:: Raw data ::

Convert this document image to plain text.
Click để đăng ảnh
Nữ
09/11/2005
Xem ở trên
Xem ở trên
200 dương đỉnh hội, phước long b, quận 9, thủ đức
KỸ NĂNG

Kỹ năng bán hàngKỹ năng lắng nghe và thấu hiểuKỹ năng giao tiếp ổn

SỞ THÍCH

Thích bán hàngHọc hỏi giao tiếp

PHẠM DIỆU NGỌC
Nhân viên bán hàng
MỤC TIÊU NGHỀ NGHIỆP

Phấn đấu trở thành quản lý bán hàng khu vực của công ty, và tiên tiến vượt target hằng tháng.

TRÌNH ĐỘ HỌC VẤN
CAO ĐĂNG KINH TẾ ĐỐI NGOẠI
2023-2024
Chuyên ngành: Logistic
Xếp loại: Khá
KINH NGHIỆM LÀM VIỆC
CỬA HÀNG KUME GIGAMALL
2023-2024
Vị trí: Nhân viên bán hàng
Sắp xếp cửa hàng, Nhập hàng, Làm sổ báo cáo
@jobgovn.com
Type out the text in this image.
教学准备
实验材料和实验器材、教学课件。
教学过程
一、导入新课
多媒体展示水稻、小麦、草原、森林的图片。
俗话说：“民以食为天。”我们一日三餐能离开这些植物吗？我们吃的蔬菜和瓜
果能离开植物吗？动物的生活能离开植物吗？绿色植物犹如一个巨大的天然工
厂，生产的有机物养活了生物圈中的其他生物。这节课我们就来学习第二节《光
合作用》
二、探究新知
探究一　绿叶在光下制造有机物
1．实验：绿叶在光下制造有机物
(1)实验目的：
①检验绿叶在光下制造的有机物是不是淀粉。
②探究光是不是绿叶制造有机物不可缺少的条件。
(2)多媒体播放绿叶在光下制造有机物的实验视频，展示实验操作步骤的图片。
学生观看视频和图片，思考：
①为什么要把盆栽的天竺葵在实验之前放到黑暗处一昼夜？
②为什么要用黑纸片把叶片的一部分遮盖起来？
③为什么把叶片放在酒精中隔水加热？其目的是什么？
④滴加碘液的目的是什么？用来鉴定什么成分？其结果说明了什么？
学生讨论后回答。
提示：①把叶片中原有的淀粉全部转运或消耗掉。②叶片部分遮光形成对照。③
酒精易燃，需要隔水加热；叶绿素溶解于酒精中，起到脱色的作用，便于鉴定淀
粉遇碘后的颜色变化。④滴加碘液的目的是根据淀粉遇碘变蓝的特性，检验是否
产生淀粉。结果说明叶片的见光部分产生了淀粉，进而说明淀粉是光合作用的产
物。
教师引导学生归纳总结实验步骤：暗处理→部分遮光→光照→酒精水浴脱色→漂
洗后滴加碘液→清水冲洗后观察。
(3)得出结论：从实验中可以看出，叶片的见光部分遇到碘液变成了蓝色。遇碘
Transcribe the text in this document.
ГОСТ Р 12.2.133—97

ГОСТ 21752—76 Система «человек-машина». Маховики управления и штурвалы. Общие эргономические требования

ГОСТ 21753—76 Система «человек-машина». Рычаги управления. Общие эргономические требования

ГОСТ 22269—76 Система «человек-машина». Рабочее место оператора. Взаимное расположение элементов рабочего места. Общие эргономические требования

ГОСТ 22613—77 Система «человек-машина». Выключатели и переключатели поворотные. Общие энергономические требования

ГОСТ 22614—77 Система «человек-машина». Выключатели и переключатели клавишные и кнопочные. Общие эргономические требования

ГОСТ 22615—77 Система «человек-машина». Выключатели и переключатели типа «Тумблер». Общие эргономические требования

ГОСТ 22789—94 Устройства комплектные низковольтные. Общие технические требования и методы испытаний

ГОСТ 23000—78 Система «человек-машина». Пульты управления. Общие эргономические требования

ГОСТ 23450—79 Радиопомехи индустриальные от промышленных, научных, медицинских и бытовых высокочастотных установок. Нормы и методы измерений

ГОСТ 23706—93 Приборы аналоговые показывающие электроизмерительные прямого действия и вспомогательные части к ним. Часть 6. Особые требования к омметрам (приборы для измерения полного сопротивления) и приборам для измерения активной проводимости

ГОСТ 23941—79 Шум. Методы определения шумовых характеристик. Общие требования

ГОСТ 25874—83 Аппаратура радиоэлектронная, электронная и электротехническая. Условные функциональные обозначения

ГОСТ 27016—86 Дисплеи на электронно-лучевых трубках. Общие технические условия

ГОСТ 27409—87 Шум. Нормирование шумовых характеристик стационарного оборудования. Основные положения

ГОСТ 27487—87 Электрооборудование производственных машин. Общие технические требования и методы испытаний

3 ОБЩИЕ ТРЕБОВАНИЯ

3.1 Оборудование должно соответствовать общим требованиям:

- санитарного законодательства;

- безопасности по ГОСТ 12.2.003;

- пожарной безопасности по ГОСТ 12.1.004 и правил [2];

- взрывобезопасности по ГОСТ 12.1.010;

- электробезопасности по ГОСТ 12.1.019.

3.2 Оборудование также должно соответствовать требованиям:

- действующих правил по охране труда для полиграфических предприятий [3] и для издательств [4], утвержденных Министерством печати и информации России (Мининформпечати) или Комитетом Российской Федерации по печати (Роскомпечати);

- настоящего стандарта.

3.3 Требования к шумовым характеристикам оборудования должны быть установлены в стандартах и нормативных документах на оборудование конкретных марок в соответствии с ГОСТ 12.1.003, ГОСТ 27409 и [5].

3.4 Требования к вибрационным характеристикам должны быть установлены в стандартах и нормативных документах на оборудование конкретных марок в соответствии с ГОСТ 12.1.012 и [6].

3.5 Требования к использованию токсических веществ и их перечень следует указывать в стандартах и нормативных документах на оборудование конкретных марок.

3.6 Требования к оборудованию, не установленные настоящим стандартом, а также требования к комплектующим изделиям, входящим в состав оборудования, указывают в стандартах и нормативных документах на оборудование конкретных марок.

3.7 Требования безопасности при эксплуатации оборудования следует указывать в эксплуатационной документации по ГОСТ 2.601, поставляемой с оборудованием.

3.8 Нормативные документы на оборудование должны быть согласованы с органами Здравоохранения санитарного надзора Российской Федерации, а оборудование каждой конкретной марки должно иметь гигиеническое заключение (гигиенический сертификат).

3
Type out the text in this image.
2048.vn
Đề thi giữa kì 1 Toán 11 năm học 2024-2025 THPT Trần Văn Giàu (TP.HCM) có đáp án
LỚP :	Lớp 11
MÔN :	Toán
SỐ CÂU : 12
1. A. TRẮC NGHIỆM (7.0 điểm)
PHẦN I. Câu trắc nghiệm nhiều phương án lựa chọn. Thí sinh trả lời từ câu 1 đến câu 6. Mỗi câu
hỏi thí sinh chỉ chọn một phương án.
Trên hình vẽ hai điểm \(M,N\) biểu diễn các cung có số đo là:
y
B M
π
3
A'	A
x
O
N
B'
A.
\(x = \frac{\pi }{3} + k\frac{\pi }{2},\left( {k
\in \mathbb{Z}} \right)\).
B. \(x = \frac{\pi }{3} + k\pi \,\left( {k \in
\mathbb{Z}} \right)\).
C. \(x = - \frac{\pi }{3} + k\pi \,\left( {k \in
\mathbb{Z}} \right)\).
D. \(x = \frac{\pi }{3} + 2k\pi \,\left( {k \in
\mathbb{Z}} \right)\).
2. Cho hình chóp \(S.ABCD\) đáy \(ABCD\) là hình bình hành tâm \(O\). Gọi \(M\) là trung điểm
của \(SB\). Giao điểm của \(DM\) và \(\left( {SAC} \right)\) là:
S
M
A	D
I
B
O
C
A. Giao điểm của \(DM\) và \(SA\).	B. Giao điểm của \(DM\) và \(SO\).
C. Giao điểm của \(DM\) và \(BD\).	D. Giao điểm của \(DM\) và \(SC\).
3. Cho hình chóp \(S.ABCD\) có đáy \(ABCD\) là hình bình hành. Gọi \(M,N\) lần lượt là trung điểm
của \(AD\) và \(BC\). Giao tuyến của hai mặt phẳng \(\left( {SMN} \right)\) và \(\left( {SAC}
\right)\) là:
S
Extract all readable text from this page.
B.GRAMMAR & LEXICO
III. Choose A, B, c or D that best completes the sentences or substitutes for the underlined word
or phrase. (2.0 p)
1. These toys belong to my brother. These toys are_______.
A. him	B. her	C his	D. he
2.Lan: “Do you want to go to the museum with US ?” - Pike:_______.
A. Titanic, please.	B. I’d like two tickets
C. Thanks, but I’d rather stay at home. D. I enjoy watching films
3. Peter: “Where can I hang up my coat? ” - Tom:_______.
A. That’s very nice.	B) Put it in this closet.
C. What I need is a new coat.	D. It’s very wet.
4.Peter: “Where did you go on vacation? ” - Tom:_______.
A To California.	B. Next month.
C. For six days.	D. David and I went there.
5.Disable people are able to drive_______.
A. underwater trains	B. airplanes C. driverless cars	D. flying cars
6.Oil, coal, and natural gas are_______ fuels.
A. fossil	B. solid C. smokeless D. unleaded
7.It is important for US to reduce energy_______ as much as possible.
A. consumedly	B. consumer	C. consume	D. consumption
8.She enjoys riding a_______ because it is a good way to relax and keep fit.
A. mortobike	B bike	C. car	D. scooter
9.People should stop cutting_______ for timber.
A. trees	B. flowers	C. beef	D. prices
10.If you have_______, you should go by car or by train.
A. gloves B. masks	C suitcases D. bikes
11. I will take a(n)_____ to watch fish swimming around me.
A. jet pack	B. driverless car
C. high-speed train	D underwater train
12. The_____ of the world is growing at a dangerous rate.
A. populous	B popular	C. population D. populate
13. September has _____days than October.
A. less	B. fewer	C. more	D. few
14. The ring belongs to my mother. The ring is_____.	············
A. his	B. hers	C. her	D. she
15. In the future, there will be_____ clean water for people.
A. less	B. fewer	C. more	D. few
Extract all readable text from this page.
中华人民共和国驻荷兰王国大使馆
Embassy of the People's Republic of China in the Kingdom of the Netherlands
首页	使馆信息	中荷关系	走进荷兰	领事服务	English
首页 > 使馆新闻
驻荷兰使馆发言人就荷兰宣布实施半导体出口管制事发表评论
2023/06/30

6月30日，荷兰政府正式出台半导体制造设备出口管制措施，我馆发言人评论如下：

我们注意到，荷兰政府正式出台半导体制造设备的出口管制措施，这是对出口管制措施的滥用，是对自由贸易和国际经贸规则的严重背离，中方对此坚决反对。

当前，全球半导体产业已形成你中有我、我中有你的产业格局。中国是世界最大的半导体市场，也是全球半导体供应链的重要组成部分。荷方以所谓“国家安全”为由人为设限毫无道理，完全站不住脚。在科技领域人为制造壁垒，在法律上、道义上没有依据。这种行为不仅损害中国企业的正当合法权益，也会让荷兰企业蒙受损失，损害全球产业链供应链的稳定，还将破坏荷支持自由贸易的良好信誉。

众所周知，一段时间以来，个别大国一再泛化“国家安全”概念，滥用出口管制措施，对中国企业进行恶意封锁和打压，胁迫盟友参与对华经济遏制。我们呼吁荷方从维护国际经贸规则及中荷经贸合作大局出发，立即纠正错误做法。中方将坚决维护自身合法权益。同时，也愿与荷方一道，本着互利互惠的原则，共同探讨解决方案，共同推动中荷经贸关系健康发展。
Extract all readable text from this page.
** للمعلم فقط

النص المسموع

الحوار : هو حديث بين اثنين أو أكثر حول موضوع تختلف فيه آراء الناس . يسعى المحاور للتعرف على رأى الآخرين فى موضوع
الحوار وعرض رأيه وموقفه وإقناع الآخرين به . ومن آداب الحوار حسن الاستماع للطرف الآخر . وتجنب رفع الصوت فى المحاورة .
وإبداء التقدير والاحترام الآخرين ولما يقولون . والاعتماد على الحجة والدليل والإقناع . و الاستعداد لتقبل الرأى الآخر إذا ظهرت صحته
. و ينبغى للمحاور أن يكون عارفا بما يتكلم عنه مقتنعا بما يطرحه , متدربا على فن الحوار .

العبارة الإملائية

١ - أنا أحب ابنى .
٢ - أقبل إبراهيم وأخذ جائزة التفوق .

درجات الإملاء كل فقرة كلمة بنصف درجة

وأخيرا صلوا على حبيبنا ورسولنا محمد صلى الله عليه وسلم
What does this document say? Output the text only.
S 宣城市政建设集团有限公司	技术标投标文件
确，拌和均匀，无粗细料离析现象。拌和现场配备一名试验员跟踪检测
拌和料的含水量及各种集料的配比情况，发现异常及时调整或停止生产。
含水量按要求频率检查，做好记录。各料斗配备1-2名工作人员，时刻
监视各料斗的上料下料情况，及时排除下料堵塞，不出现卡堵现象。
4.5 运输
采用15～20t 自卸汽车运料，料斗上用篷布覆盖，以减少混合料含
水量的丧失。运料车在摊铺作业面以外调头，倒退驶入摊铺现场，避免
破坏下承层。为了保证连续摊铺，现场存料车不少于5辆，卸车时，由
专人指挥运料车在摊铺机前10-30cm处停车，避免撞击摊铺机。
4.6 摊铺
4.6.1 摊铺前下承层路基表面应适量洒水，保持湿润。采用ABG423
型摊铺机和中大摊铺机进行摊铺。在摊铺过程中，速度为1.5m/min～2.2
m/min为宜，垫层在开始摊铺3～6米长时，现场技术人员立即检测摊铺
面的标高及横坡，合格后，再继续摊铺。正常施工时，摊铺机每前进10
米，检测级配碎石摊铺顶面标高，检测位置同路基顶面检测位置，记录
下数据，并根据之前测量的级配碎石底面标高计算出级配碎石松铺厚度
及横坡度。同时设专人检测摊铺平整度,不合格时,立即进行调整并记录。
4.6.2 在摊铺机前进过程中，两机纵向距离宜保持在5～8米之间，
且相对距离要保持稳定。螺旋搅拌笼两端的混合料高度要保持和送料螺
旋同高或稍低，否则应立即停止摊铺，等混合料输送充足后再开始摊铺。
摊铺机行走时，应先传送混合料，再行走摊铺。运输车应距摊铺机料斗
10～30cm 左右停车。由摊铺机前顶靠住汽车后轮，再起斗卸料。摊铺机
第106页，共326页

:::

Give only the count of lines in the data that include the string "переключатели".

__Result of this exercise__
3